━━━━━ SOURCE RECORDS
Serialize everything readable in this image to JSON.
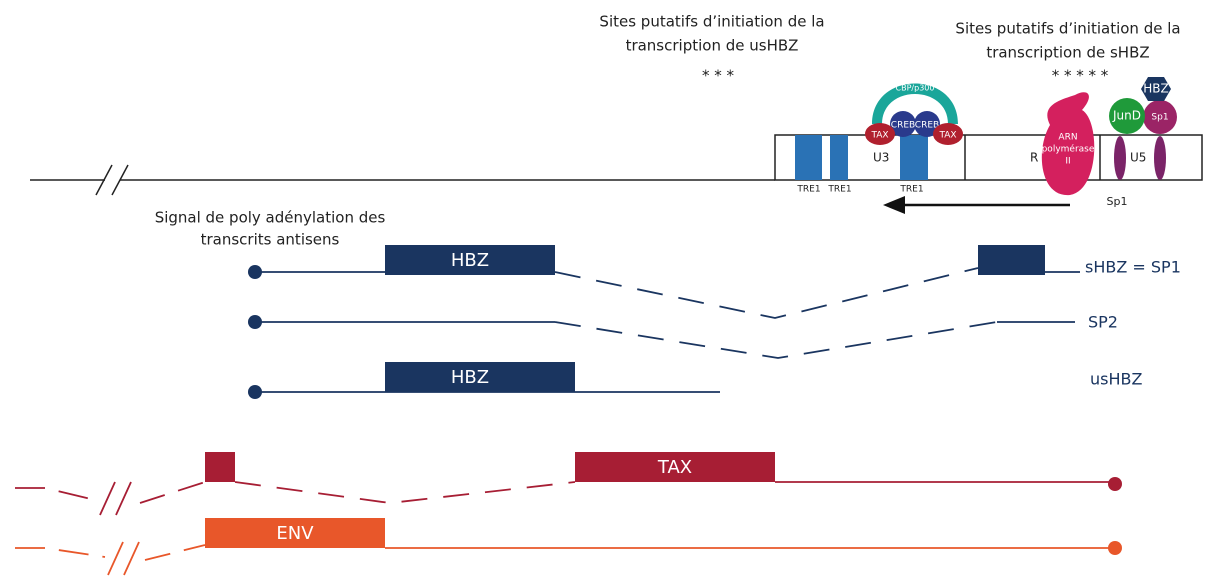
{
  "header_left": {
    "lines": [
      "Sites putatifs d’initiation de la",
      "transcription de usHBZ"
    ],
    "stars": "* * *"
  },
  "header_right": {
    "lines": [
      "Sites putatifs d’initiation de la",
      "transcription de sHBZ"
    ],
    "stars": "* * * * *"
  },
  "ltr": {
    "regions": [
      "U3",
      "R",
      "U5"
    ],
    "tre": [
      "TRE1",
      "TRE1",
      "TRE1"
    ]
  },
  "proteins": {
    "cbp": "CBP/p300",
    "creb": [
      "CREB",
      "CREB"
    ],
    "tax": [
      "TAX",
      "TAX"
    ],
    "hbz": "HBZ",
    "jund": "JunD",
    "sp1_top": "Sp1",
    "sp1_bottom": "Sp1",
    "polymerase": [
      "ARN",
      "polymérase",
      "II"
    ]
  },
  "polyA": {
    "lines": [
      "Signal de poly adénylation des",
      "transcrits antisens"
    ]
  },
  "transcripts": [
    {
      "exon": "HBZ",
      "label": "sHBZ = SP1"
    },
    {
      "label": "SP2"
    },
    {
      "exon": "HBZ",
      "label": "usHBZ"
    },
    {
      "exon": "TAX"
    },
    {
      "exon": "ENV"
    }
  ]
}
━━━━━━━━━━
• **WHAT THIS TASK INVOLVES**:
Without the images, write out each line of the data verbatim.

• **ANSWER AREA**:
Serialize everything readable in this image to JSON.
{
  "header_left": {
    "lines": [
      "Sites putatifs d’initiation de la",
      "transcription de usHBZ"
    ],
    "stars": "* * *"
  },
  "header_right": {
    "lines": [
      "Sites putatifs d’initiation de la",
      "transcription de sHBZ"
    ],
    "stars": "* * * * *"
  },
  "ltr": {
    "regions": [
      "U3",
      "R",
      "U5"
    ],
    "tre": [
      "TRE1",
      "TRE1",
      "TRE1"
    ]
  },
  "proteins": {
    "cbp": "CBP/p300",
    "creb": [
      "CREB",
      "CREB"
    ],
    "tax": [
      "TAX",
      "TAX"
    ],
    "hbz": "HBZ",
    "jund": "JunD",
    "sp1_top": "Sp1",
    "sp1_bottom": "Sp1",
    "polymerase": [
      "ARN",
      "polymérase",
      "II"
    ]
  },
  "polyA": {
    "lines": [
      "Signal de poly adénylation des",
      "transcrits antisens"
    ]
  },
  "transcripts": [
    {
      "exon": "HBZ",
      "label": "sHBZ = SP1"
    },
    {
      "label": "SP2"
    },
    {
      "exon": "HBZ",
      "label": "usHBZ"
    },
    {
      "exon": "TAX"
    },
    {
      "exon": "ENV"
    }
  ]
}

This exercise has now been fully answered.